__Work to do__
Pictures in the data below are not part of the copy; transcribe everything else exactly.

__Data section__

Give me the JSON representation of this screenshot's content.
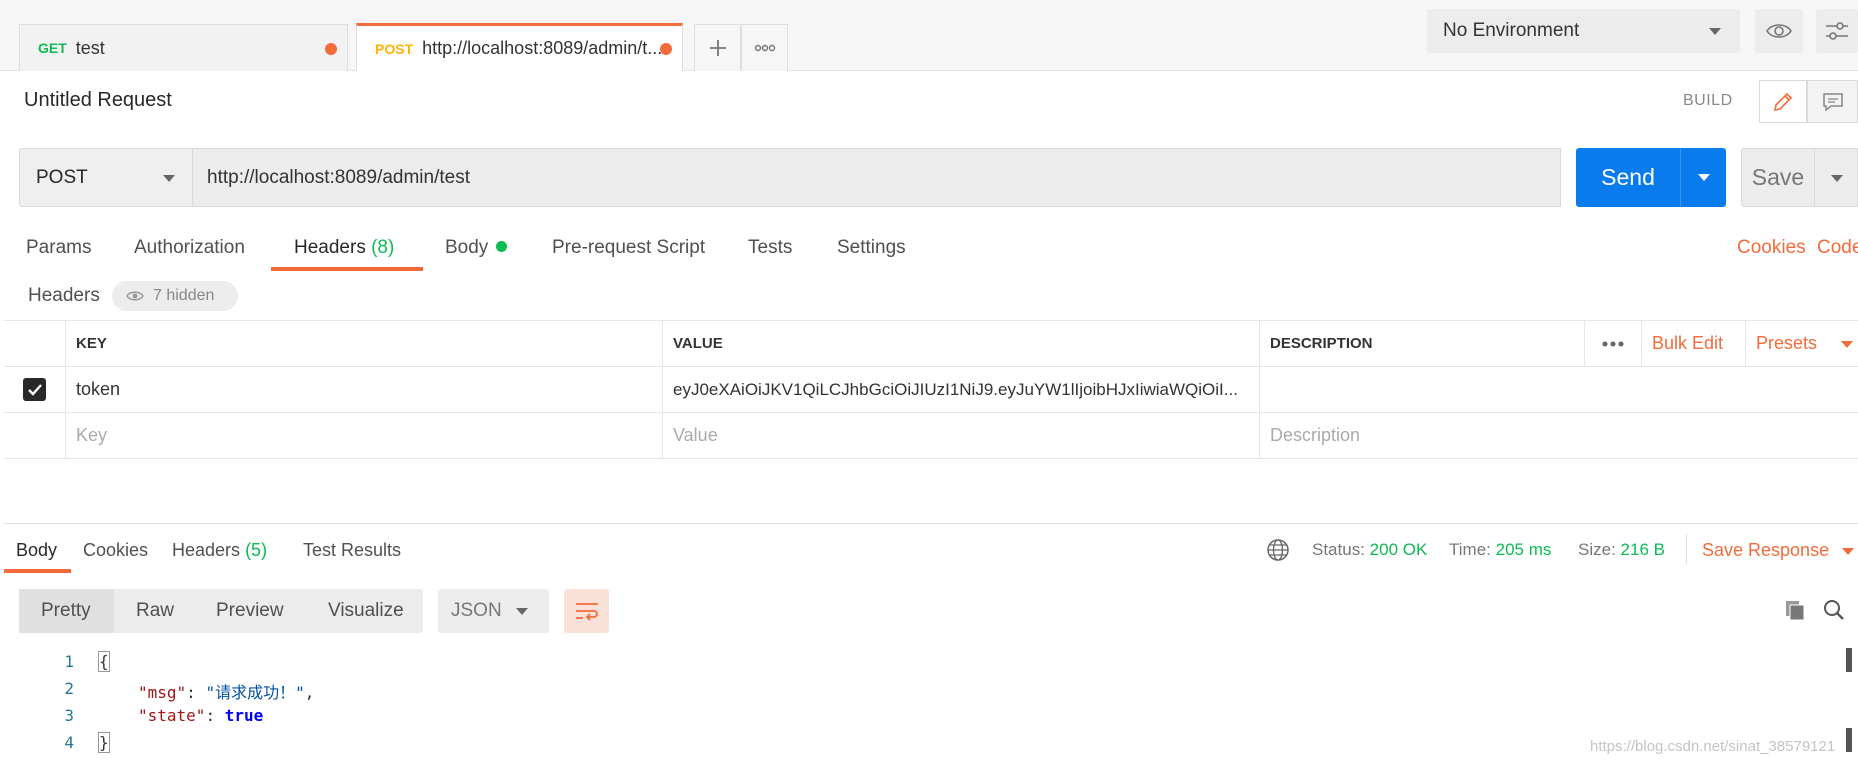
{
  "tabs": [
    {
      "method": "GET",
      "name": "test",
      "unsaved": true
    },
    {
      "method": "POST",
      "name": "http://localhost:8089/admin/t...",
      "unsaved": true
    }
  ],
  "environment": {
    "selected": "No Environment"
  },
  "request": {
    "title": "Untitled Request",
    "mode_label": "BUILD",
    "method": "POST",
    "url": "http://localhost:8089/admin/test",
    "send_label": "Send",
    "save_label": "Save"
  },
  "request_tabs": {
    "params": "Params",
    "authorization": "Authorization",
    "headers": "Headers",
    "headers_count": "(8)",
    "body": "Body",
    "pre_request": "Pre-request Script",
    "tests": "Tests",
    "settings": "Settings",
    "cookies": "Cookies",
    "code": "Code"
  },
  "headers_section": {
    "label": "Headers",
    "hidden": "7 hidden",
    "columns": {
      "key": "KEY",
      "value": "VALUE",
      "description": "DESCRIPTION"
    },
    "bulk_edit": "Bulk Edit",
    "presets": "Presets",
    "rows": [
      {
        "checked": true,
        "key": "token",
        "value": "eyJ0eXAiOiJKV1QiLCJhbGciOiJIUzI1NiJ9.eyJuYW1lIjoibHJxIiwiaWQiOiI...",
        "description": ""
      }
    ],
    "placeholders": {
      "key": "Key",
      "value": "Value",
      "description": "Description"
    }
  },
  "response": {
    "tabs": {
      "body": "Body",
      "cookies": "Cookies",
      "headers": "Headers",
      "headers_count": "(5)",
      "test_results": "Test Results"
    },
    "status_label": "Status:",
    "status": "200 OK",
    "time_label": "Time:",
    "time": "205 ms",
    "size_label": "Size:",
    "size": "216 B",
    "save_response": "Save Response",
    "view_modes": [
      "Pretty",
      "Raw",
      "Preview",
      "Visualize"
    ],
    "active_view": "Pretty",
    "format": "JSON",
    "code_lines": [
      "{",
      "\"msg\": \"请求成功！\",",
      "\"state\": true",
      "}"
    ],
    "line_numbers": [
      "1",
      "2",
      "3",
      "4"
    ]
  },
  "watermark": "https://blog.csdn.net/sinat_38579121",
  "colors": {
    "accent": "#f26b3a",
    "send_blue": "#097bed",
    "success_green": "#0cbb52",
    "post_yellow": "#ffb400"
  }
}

__Answer to the problem__
Give me the JSON representation of this screenshot's content.
{
  "tabs": [
    {
      "method": "GET",
      "name": "test",
      "unsaved": true
    },
    {
      "method": "POST",
      "name": "http://localhost:8089/admin/t...",
      "unsaved": true
    }
  ],
  "environment": {
    "selected": "No Environment"
  },
  "request": {
    "title": "Untitled Request",
    "mode_label": "BUILD",
    "method": "POST",
    "url": "http://localhost:8089/admin/test",
    "send_label": "Send",
    "save_label": "Save"
  },
  "request_tabs": {
    "params": "Params",
    "authorization": "Authorization",
    "headers": "Headers",
    "headers_count": "(8)",
    "body": "Body",
    "pre_request": "Pre-request Script",
    "tests": "Tests",
    "settings": "Settings",
    "cookies": "Cookies",
    "code": "Code"
  },
  "headers_section": {
    "label": "Headers",
    "hidden": "7 hidden",
    "columns": {
      "key": "KEY",
      "value": "VALUE",
      "description": "DESCRIPTION"
    },
    "bulk_edit": "Bulk Edit",
    "presets": "Presets",
    "rows": [
      {
        "checked": true,
        "key": "token",
        "value": "eyJ0eXAiOiJKV1QiLCJhbGciOiJIUzI1NiJ9.eyJuYW1lIjoibHJxIiwiaWQiOiI...",
        "description": ""
      }
    ],
    "placeholders": {
      "key": "Key",
      "value": "Value",
      "description": "Description"
    }
  },
  "response": {
    "tabs": {
      "body": "Body",
      "cookies": "Cookies",
      "headers": "Headers",
      "headers_count": "(5)",
      "test_results": "Test Results"
    },
    "status_label": "Status:",
    "status": "200 OK",
    "time_label": "Time:",
    "time": "205 ms",
    "size_label": "Size:",
    "size": "216 B",
    "save_response": "Save Response",
    "view_modes": [
      "Pretty",
      "Raw",
      "Preview",
      "Visualize"
    ],
    "active_view": "Pretty",
    "format": "JSON",
    "code_lines": [
      "{",
      "\"msg\": \"请求成功！\",",
      "\"state\": true",
      "}"
    ],
    "line_numbers": [
      "1",
      "2",
      "3",
      "4"
    ]
  },
  "watermark": "https://blog.csdn.net/sinat_38579121",
  "colors": {
    "accent": "#f26b3a",
    "send_blue": "#097bed",
    "success_green": "#0cbb52",
    "post_yellow": "#ffb400"
  }
}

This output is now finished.